▶ Written instruction: Select all lines with the string "damit" in them, and copy those lines.

▶ Data records:

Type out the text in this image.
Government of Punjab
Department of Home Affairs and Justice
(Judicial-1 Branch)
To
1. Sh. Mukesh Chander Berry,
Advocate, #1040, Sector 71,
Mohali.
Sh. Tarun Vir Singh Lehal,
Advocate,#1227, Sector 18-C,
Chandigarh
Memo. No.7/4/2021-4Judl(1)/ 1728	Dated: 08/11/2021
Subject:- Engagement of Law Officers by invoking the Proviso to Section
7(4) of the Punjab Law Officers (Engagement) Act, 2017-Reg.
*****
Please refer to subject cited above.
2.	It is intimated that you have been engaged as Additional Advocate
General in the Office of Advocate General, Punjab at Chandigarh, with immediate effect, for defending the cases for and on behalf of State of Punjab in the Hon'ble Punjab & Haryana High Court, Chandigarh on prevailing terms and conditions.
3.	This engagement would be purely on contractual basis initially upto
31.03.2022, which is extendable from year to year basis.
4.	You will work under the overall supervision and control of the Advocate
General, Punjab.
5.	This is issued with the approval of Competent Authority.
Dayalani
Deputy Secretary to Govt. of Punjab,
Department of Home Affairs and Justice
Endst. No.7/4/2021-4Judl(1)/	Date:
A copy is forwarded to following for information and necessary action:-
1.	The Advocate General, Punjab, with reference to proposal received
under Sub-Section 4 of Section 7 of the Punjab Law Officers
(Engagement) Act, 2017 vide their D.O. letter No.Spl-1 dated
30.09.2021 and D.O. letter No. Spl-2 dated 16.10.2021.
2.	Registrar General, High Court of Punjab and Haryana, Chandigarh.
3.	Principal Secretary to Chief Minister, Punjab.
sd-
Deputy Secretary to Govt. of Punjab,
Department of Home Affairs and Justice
==
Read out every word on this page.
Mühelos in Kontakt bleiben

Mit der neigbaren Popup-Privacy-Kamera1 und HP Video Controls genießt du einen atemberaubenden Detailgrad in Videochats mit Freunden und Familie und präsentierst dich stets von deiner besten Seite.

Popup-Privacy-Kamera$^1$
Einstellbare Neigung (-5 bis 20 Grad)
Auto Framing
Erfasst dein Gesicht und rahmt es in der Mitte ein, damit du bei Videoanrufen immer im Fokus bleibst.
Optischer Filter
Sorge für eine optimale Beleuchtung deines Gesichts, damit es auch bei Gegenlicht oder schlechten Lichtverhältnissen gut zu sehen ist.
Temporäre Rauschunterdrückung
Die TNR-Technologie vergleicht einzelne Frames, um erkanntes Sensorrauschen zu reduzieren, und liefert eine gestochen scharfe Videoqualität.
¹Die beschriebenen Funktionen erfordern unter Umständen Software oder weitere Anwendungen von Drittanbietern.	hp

▶ Output of the task:
Erfasst dein Gesicht und rahmt es in der Mitte ein, damit du bei Videoanrufen immer im Fokus bleibst.
Sorge für eine optimale Beleuchtung deines Gesichts, damit es auch bei Gegenlicht oder schlechten Lichtverhältnissen gut zu sehen ist.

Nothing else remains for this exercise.